* **To do**
• a. In the rt_check() message, rewrite the part from "Skip site navigation" to "rt_check() (now rt_check_fib())", putting "J. Elischer" wherever "Julian Elischer" appears.
• b. According to the rt_check() message, why does rt_check_fib() drop the lock on the given rtentry?

Skip site navigation (1)Skip section navigation (2)
Date:      Fri, 05 Sep 2008 16:13:53 -0700
From:      Julian Elischer <julian@elischer.org>
To:        FreeBSD Net <freebsd-net@freebsd.org>
Subject:   Re: rewrite of rt_check() (now rt_check_fib())
Message-ID:  <48C1BD31.6090804@elischer.org>
In-Reply-To: <48C1B83C.9000404@elischer.org>
References:  <48C19568.807@elischer.org> <48C1B774.2020405@elischer.org> <48C1B83C.9000404@elischer.org>

next in thread | previous in thread | raw e-mail | index | archive | help
This is a multi-part message in MIME format.
--------------060105090400010304060507
Content-Type: text/plain; charset=ISO-8859-1; format=flowed
Content-Transfer-Encoding: 7bit

Julian Elischer wrote:
> Julian Elischer wrote:
>> Julian Elischer wrote:
>>> In tryin gto understand rt_check_fib() (wsa rt_check()) I ended up 
>>> rewriting it to do what I thought it was trying to do..
>>> this stops the panics some people have seen, but allows the system to 
>>> stay up long enough to see some other problem..
>>> anyhow this si the patch:
>>>
>>> comments?
>>>
>>
>> I was thinking about this a bit.
>>
>> rt_check_fib() drops the lock on the given rtentry in order to be able 
>> to get a lock on another rtentry that MIGHT be the same rtentry.

* **Data extract**
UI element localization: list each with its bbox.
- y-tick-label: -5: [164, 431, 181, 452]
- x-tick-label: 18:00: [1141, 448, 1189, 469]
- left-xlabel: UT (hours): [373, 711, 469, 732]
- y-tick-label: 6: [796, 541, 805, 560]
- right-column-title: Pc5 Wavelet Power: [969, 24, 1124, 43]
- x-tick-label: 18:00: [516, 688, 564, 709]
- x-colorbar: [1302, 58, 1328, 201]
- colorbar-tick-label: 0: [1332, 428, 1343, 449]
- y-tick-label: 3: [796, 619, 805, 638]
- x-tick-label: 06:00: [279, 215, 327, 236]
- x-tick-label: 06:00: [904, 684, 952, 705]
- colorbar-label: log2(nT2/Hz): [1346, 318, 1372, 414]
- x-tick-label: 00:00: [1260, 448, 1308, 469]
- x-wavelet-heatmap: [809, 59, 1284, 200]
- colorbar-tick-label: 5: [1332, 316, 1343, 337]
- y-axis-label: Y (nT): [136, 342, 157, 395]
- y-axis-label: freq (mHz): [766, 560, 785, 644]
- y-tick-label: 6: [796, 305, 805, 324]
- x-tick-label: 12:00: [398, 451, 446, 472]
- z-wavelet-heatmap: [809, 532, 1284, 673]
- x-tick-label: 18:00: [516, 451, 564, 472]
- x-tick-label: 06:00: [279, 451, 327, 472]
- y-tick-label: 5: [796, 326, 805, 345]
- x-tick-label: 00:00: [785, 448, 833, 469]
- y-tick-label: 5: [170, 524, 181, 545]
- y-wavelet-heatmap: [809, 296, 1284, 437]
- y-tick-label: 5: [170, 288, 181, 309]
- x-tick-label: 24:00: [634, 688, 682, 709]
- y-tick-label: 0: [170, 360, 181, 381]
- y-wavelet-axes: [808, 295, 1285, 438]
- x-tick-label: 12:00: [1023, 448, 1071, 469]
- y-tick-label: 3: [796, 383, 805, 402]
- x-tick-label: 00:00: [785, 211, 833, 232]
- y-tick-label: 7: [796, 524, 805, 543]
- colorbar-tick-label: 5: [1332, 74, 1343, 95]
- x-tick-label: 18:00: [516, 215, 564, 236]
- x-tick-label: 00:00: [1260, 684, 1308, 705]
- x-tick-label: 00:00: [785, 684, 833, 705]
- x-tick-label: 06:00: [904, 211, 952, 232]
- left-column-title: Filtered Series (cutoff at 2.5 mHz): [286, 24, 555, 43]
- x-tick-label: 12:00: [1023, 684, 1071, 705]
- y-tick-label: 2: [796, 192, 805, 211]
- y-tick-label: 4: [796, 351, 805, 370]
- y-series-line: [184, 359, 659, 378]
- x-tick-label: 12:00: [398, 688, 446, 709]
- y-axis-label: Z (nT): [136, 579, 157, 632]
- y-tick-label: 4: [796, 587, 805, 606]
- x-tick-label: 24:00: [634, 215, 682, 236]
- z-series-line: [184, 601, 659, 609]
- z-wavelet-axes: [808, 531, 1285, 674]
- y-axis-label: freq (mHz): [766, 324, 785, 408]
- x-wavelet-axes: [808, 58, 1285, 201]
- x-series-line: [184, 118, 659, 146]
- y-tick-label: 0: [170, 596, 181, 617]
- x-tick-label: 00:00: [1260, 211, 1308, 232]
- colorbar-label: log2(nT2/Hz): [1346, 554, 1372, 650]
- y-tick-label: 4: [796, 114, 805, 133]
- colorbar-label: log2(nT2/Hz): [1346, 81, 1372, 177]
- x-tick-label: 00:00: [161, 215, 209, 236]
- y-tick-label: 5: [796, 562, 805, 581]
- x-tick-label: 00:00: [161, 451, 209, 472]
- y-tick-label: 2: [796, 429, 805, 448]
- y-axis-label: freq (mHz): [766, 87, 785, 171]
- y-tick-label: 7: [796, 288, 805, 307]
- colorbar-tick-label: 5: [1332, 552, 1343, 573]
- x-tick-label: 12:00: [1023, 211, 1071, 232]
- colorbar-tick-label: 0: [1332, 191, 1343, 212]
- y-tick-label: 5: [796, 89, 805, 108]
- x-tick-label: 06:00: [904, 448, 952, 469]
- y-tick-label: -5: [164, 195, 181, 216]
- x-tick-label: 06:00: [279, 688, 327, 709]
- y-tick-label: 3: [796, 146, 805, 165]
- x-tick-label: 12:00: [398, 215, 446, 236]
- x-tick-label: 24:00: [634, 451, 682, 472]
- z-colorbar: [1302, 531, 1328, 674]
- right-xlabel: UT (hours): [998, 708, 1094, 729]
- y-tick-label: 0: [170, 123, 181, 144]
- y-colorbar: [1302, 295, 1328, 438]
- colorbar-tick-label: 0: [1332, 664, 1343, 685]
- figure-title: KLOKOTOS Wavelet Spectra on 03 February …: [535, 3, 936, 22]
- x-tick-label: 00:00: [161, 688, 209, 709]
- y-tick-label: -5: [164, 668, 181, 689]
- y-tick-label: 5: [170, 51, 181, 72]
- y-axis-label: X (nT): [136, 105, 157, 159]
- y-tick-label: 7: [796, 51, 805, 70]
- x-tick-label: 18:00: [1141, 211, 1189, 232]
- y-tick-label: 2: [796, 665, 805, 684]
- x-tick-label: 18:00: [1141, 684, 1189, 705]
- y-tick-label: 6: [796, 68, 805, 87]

* **Exercise results**
• a.
Skip site navigation (1)Skip section navigation (2)
Date:      Fri, 05 Sep 2008 16:13:53 -0700
From:      J. Elischer <julian@elischer.org>
To:        FreeBSD Net <freebsd-net@freebsd.org>
Subject:   Re: rewrite of rt_check() (now rt_check_fib())

• b. It drops that lock so that it can get a lock on another rtentry, which might be the same rtentry.